#### ROWS:
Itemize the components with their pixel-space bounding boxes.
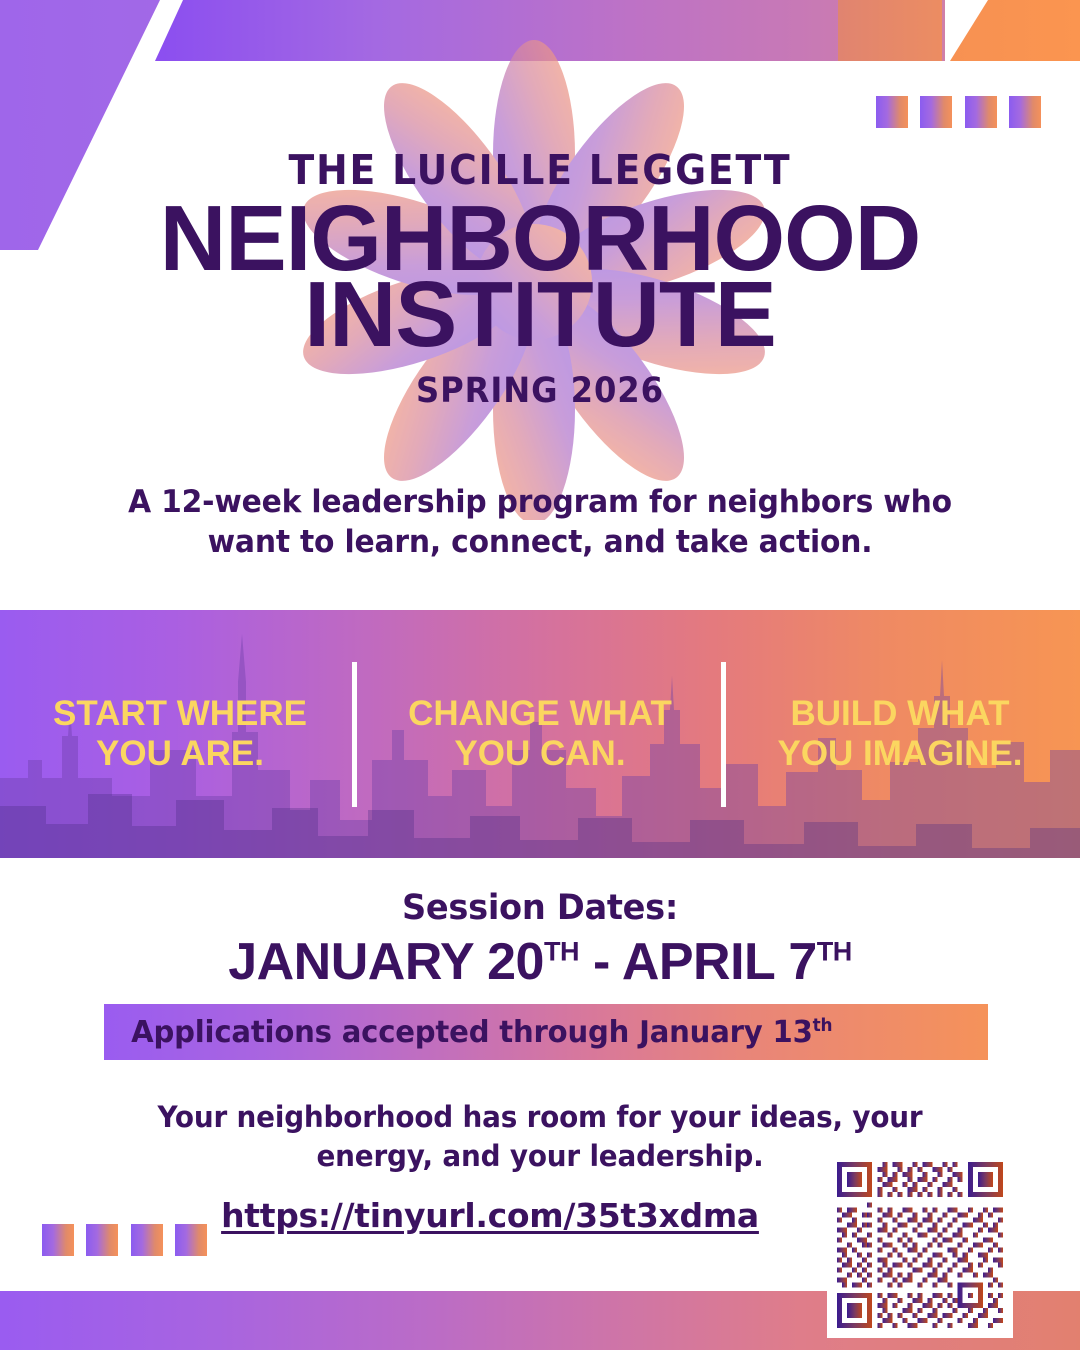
headline-block: THE LUCILLE LEGGETT NEIGHBORHOOD INSTITU… [0, 150, 1080, 411]
kicker-text: THE LUCILLE LEGGETT [43, 150, 1037, 191]
decor-square-bl-1 [42, 1224, 74, 1256]
date-range-start-ordinal: TH [544, 937, 579, 967]
qr-code[interactable] [827, 1152, 1013, 1338]
session-dates-label: Session Dates: [22, 888, 1059, 928]
applications-deadline-ordinal: th [813, 1016, 833, 1036]
skyline-column-3: BUILD WHAT YOU IMAGINE. [720, 610, 1080, 858]
skyline-divider-1 [352, 662, 357, 807]
applications-deadline-bar: Applications accepted through January 13… [104, 1004, 988, 1060]
qr-code-icon[interactable] [827, 1152, 1013, 1338]
decor-square-tr-3 [965, 96, 997, 128]
skyline-tagline-2: CHANGE WHAT YOU CAN. [408, 694, 672, 774]
skyline-tagline-3: BUILD WHAT YOU IMAGINE. [777, 694, 1022, 774]
session-dates-range: JANUARY 20TH - APRIL 7TH [0, 932, 1080, 992]
decor-square-tr-1 [876, 96, 908, 128]
top-center-accent-band [155, 0, 945, 61]
decor-square-tr-2 [920, 96, 952, 128]
date-range-start: JANUARY 20 [228, 933, 544, 991]
decor-square-tr-4 [1009, 96, 1041, 128]
date-range-end-ordinal: TH [817, 937, 852, 967]
skyline-column-2: CHANGE WHAT YOU CAN. [360, 610, 720, 858]
skyline-banner: START WHERE YOU ARE. CHANGE WHAT YOU CAN… [0, 610, 1080, 858]
skyline-column-1: START WHERE YOU ARE. [0, 610, 360, 858]
date-range-separator: - APRIL 7 [579, 933, 817, 991]
application-url-link[interactable]: https://tinyurl.com/35t3xdma [95, 1196, 885, 1235]
applications-deadline-text: Applications accepted through January 13… [104, 1015, 832, 1050]
skyline-divider-2 [721, 662, 726, 807]
program-tagline: A 12-week leadership program for neighbo… [108, 482, 972, 563]
skyline-tagline-columns: START WHERE YOU ARE. CHANGE WHAT YOU CAN… [0, 610, 1080, 858]
title-line-1: NEIGHBORHOOD [5, 201, 1074, 275]
flyer-root: THE LUCILLE LEGGETT NEIGHBORHOOD INSTITU… [0, 0, 1080, 1350]
season-text: SPRING 2026 [43, 371, 1037, 411]
top-right-accent-band-2 [950, 0, 1080, 61]
applications-deadline-message: Applications accepted through January 13 [131, 1015, 812, 1050]
skyline-tagline-1: START WHERE YOU ARE. [53, 694, 307, 774]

#### WORK REQUIRED:
Could you return, unchanged, every line from the one containing "headline-block: THE LUCILLE" down to the one containing "decor-square-tr-2 [920, 96, 952, 128]", including both of those lines?

#### RIGHT ANSWER:
headline-block: THE LUCILLE LEGGETT NEIGHBORHOOD INSTITU… [0, 150, 1080, 411]
kicker-text: THE LUCILLE LEGGETT [43, 150, 1037, 191]
decor-square-bl-1 [42, 1224, 74, 1256]
date-range-start-ordinal: TH [544, 937, 579, 967]
qr-code[interactable] [827, 1152, 1013, 1338]
session-dates-label: Session Dates: [22, 888, 1059, 928]
applications-deadline-ordinal: th [813, 1016, 833, 1036]
skyline-column-3: BUILD WHAT YOU IMAGINE. [720, 610, 1080, 858]
skyline-divider-1 [352, 662, 357, 807]
applications-deadline-bar: Applications accepted through January 13… [104, 1004, 988, 1060]
qr-code-icon[interactable] [827, 1152, 1013, 1338]
decor-square-tr-3 [965, 96, 997, 128]
skyline-tagline-2: CHANGE WHAT YOU CAN. [408, 694, 672, 774]
skyline-tagline-3: BUILD WHAT YOU IMAGINE. [777, 694, 1022, 774]
session-dates-range: JANUARY 20TH - APRIL 7TH [0, 932, 1080, 992]
decor-square-tr-1 [876, 96, 908, 128]
top-center-accent-band [155, 0, 945, 61]
decor-square-tr-2 [920, 96, 952, 128]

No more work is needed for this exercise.